WHAT NEEDS TO BE DONE >>
Word for word, transcribe the lines below and drop the pictures.
::::::
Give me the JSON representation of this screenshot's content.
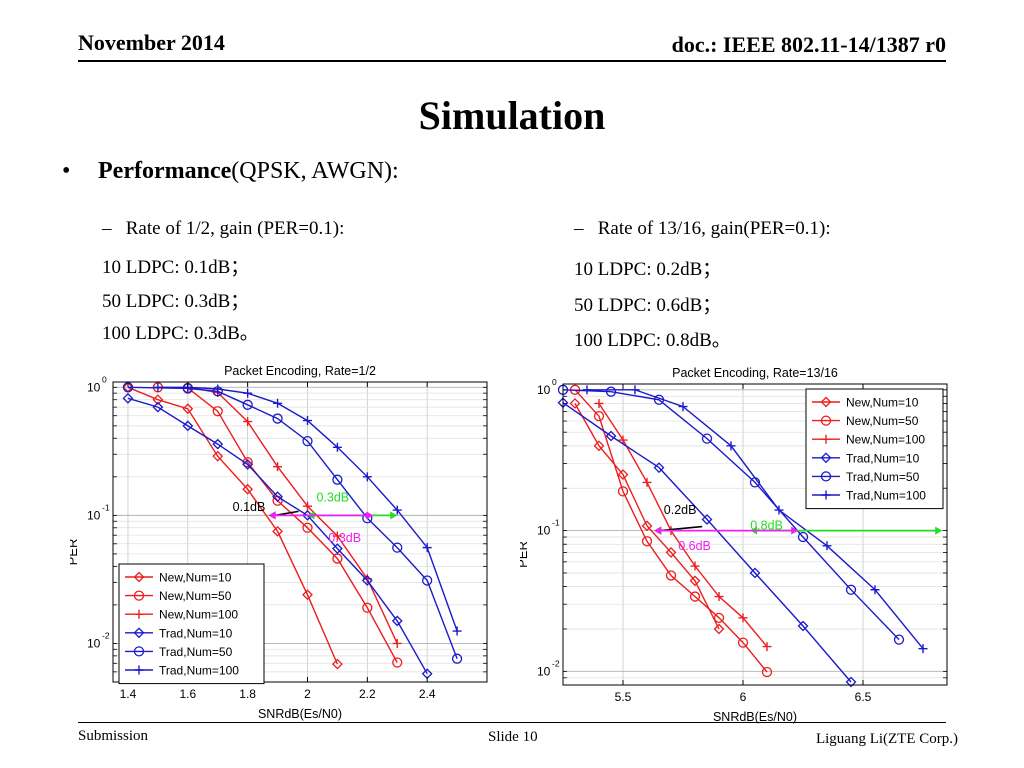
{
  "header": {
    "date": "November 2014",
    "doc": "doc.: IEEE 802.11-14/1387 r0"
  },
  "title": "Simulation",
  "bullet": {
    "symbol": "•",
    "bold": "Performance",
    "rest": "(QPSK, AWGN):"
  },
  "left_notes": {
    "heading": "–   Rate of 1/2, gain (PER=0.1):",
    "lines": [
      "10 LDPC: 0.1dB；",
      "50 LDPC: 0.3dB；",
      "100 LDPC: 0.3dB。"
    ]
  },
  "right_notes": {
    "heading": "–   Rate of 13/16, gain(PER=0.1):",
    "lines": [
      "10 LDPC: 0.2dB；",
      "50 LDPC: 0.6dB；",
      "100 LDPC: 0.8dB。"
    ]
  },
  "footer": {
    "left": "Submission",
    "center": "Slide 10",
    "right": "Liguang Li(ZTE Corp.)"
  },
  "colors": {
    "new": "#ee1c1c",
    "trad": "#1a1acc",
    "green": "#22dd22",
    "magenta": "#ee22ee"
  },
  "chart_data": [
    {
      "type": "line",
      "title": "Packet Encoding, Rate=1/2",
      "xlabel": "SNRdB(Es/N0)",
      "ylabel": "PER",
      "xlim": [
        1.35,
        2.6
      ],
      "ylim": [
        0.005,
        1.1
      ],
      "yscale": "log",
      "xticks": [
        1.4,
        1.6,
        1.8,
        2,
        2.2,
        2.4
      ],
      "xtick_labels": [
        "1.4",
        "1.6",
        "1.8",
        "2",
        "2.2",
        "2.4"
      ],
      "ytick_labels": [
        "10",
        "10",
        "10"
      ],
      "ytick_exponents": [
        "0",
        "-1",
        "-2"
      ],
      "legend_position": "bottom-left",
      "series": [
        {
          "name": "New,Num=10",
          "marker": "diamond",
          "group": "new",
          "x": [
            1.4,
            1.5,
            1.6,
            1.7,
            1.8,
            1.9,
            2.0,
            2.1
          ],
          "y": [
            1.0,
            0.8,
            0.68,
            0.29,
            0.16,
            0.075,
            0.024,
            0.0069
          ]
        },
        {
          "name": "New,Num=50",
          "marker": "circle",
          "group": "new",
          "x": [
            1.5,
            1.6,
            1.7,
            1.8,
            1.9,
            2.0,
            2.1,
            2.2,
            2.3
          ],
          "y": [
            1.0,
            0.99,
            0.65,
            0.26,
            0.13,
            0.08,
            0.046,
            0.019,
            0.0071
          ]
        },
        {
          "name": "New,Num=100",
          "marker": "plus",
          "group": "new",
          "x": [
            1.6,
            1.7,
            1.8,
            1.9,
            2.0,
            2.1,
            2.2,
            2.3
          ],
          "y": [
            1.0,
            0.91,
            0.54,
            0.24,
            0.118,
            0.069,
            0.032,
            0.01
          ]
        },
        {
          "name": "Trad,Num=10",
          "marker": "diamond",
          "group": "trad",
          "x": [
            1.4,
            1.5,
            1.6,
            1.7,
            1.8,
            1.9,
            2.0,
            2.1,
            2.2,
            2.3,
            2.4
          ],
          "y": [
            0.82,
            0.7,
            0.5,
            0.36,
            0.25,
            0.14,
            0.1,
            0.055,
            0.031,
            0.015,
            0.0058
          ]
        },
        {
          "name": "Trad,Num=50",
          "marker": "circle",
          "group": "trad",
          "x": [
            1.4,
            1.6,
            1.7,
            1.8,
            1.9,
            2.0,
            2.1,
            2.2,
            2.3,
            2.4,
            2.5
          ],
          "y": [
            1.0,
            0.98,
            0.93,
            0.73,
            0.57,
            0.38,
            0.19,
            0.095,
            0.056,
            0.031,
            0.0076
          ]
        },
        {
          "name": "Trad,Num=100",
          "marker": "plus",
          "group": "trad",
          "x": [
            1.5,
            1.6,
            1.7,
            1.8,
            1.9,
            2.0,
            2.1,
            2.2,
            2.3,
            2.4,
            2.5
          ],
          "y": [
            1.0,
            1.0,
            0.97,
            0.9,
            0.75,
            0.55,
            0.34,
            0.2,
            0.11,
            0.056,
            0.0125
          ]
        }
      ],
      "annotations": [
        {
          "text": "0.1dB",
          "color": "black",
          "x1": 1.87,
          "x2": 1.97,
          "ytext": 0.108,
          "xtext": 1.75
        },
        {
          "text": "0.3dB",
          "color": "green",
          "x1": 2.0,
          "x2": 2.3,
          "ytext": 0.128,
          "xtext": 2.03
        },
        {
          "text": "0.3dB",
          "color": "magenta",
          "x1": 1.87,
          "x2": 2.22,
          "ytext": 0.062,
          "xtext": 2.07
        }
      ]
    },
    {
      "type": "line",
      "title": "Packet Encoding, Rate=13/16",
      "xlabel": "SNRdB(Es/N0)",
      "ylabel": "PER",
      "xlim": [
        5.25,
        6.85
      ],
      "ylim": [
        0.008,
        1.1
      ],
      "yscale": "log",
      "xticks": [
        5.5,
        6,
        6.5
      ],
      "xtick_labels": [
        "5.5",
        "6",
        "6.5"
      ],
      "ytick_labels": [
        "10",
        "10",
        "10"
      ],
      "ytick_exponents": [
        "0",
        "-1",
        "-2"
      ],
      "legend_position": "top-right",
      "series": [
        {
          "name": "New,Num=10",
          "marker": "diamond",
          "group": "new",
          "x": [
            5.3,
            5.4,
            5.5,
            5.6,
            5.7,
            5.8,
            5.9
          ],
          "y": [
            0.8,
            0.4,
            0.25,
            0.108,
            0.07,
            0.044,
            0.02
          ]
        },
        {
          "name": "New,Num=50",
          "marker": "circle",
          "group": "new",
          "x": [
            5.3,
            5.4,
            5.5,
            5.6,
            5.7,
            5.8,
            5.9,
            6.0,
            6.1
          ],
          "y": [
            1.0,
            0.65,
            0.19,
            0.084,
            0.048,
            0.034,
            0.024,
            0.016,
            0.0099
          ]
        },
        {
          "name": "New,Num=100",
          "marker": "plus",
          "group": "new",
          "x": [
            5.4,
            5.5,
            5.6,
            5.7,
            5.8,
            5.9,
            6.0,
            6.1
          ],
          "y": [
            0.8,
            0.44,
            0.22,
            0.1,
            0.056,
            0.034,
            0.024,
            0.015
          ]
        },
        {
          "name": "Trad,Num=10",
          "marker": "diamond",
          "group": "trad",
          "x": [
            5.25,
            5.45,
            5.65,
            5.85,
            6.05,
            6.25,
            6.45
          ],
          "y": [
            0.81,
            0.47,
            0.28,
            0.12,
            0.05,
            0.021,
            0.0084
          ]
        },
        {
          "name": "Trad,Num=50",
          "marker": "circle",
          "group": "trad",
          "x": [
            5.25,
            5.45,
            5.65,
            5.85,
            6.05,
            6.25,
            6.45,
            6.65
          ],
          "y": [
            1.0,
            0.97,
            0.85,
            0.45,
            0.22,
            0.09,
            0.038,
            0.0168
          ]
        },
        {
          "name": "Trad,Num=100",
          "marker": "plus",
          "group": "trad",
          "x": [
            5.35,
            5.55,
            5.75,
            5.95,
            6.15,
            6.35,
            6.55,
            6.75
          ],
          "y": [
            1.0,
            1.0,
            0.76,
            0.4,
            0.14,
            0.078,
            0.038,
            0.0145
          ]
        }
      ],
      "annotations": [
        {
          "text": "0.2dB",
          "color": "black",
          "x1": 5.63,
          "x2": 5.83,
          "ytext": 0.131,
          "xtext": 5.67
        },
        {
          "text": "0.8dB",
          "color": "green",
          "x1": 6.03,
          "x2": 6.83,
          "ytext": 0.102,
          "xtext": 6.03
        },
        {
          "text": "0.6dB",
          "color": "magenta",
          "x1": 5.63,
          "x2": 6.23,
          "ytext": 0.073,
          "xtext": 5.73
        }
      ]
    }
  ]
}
::::::
RESPONSE FOR THIS EXERCISE >>
Give me the JSON representation of this screenshot's content.
{
  "header": {
    "date": "November 2014",
    "doc": "doc.: IEEE 802.11-14/1387 r0"
  },
  "title": "Simulation",
  "bullet": {
    "symbol": "•",
    "bold": "Performance",
    "rest": "(QPSK, AWGN):"
  },
  "left_notes": {
    "heading": "–   Rate of 1/2, gain (PER=0.1):",
    "lines": [
      "10 LDPC: 0.1dB；",
      "50 LDPC: 0.3dB；",
      "100 LDPC: 0.3dB。"
    ]
  },
  "right_notes": {
    "heading": "–   Rate of 13/16, gain(PER=0.1):",
    "lines": [
      "10 LDPC: 0.2dB；",
      "50 LDPC: 0.6dB；",
      "100 LDPC: 0.8dB。"
    ]
  },
  "footer": {
    "left": "Submission",
    "center": "Slide 10",
    "right": "Liguang Li(ZTE Corp.)"
  },
  "colors": {
    "new": "#ee1c1c",
    "trad": "#1a1acc",
    "green": "#22dd22",
    "magenta": "#ee22ee"
  },
  "chart_data": [
    {
      "type": "line",
      "title": "Packet Encoding, Rate=1/2",
      "xlabel": "SNRdB(Es/N0)",
      "ylabel": "PER",
      "xlim": [
        1.35,
        2.6
      ],
      "ylim": [
        0.005,
        1.1
      ],
      "yscale": "log",
      "xticks": [
        1.4,
        1.6,
        1.8,
        2,
        2.2,
        2.4
      ],
      "xtick_labels": [
        "1.4",
        "1.6",
        "1.8",
        "2",
        "2.2",
        "2.4"
      ],
      "ytick_labels": [
        "10",
        "10",
        "10"
      ],
      "ytick_exponents": [
        "0",
        "-1",
        "-2"
      ],
      "legend_position": "bottom-left",
      "series": [
        {
          "name": "New,Num=10",
          "marker": "diamond",
          "group": "new",
          "x": [
            1.4,
            1.5,
            1.6,
            1.7,
            1.8,
            1.9,
            2.0,
            2.1
          ],
          "y": [
            1.0,
            0.8,
            0.68,
            0.29,
            0.16,
            0.075,
            0.024,
            0.0069
          ]
        },
        {
          "name": "New,Num=50",
          "marker": "circle",
          "group": "new",
          "x": [
            1.5,
            1.6,
            1.7,
            1.8,
            1.9,
            2.0,
            2.1,
            2.2,
            2.3
          ],
          "y": [
            1.0,
            0.99,
            0.65,
            0.26,
            0.13,
            0.08,
            0.046,
            0.019,
            0.0071
          ]
        },
        {
          "name": "New,Num=100",
          "marker": "plus",
          "group": "new",
          "x": [
            1.6,
            1.7,
            1.8,
            1.9,
            2.0,
            2.1,
            2.2,
            2.3
          ],
          "y": [
            1.0,
            0.91,
            0.54,
            0.24,
            0.118,
            0.069,
            0.032,
            0.01
          ]
        },
        {
          "name": "Trad,Num=10",
          "marker": "diamond",
          "group": "trad",
          "x": [
            1.4,
            1.5,
            1.6,
            1.7,
            1.8,
            1.9,
            2.0,
            2.1,
            2.2,
            2.3,
            2.4
          ],
          "y": [
            0.82,
            0.7,
            0.5,
            0.36,
            0.25,
            0.14,
            0.1,
            0.055,
            0.031,
            0.015,
            0.0058
          ]
        },
        {
          "name": "Trad,Num=50",
          "marker": "circle",
          "group": "trad",
          "x": [
            1.4,
            1.6,
            1.7,
            1.8,
            1.9,
            2.0,
            2.1,
            2.2,
            2.3,
            2.4,
            2.5
          ],
          "y": [
            1.0,
            0.98,
            0.93,
            0.73,
            0.57,
            0.38,
            0.19,
            0.095,
            0.056,
            0.031,
            0.0076
          ]
        },
        {
          "name": "Trad,Num=100",
          "marker": "plus",
          "group": "trad",
          "x": [
            1.5,
            1.6,
            1.7,
            1.8,
            1.9,
            2.0,
            2.1,
            2.2,
            2.3,
            2.4,
            2.5
          ],
          "y": [
            1.0,
            1.0,
            0.97,
            0.9,
            0.75,
            0.55,
            0.34,
            0.2,
            0.11,
            0.056,
            0.0125
          ]
        }
      ],
      "annotations": [
        {
          "text": "0.1dB",
          "color": "black",
          "x1": 1.87,
          "x2": 1.97,
          "ytext": 0.108,
          "xtext": 1.75
        },
        {
          "text": "0.3dB",
          "color": "green",
          "x1": 2.0,
          "x2": 2.3,
          "ytext": 0.128,
          "xtext": 2.03
        },
        {
          "text": "0.3dB",
          "color": "magenta",
          "x1": 1.87,
          "x2": 2.22,
          "ytext": 0.062,
          "xtext": 2.07
        }
      ]
    },
    {
      "type": "line",
      "title": "Packet Encoding, Rate=13/16",
      "xlabel": "SNRdB(Es/N0)",
      "ylabel": "PER",
      "xlim": [
        5.25,
        6.85
      ],
      "ylim": [
        0.008,
        1.1
      ],
      "yscale": "log",
      "xticks": [
        5.5,
        6,
        6.5
      ],
      "xtick_labels": [
        "5.5",
        "6",
        "6.5"
      ],
      "ytick_labels": [
        "10",
        "10",
        "10"
      ],
      "ytick_exponents": [
        "0",
        "-1",
        "-2"
      ],
      "legend_position": "top-right",
      "series": [
        {
          "name": "New,Num=10",
          "marker": "diamond",
          "group": "new",
          "x": [
            5.3,
            5.4,
            5.5,
            5.6,
            5.7,
            5.8,
            5.9
          ],
          "y": [
            0.8,
            0.4,
            0.25,
            0.108,
            0.07,
            0.044,
            0.02
          ]
        },
        {
          "name": "New,Num=50",
          "marker": "circle",
          "group": "new",
          "x": [
            5.3,
            5.4,
            5.5,
            5.6,
            5.7,
            5.8,
            5.9,
            6.0,
            6.1
          ],
          "y": [
            1.0,
            0.65,
            0.19,
            0.084,
            0.048,
            0.034,
            0.024,
            0.016,
            0.0099
          ]
        },
        {
          "name": "New,Num=100",
          "marker": "plus",
          "group": "new",
          "x": [
            5.4,
            5.5,
            5.6,
            5.7,
            5.8,
            5.9,
            6.0,
            6.1
          ],
          "y": [
            0.8,
            0.44,
            0.22,
            0.1,
            0.056,
            0.034,
            0.024,
            0.015
          ]
        },
        {
          "name": "Trad,Num=10",
          "marker": "diamond",
          "group": "trad",
          "x": [
            5.25,
            5.45,
            5.65,
            5.85,
            6.05,
            6.25,
            6.45
          ],
          "y": [
            0.81,
            0.47,
            0.28,
            0.12,
            0.05,
            0.021,
            0.0084
          ]
        },
        {
          "name": "Trad,Num=50",
          "marker": "circle",
          "group": "trad",
          "x": [
            5.25,
            5.45,
            5.65,
            5.85,
            6.05,
            6.25,
            6.45,
            6.65
          ],
          "y": [
            1.0,
            0.97,
            0.85,
            0.45,
            0.22,
            0.09,
            0.038,
            0.0168
          ]
        },
        {
          "name": "Trad,Num=100",
          "marker": "plus",
          "group": "trad",
          "x": [
            5.35,
            5.55,
            5.75,
            5.95,
            6.15,
            6.35,
            6.55,
            6.75
          ],
          "y": [
            1.0,
            1.0,
            0.76,
            0.4,
            0.14,
            0.078,
            0.038,
            0.0145
          ]
        }
      ],
      "annotations": [
        {
          "text": "0.2dB",
          "color": "black",
          "x1": 5.63,
          "x2": 5.83,
          "ytext": 0.131,
          "xtext": 5.67
        },
        {
          "text": "0.8dB",
          "color": "green",
          "x1": 6.03,
          "x2": 6.83,
          "ytext": 0.102,
          "xtext": 6.03
        },
        {
          "text": "0.6dB",
          "color": "magenta",
          "x1": 5.63,
          "x2": 6.23,
          "ytext": 0.073,
          "xtext": 5.73
        }
      ]
    }
  ]
}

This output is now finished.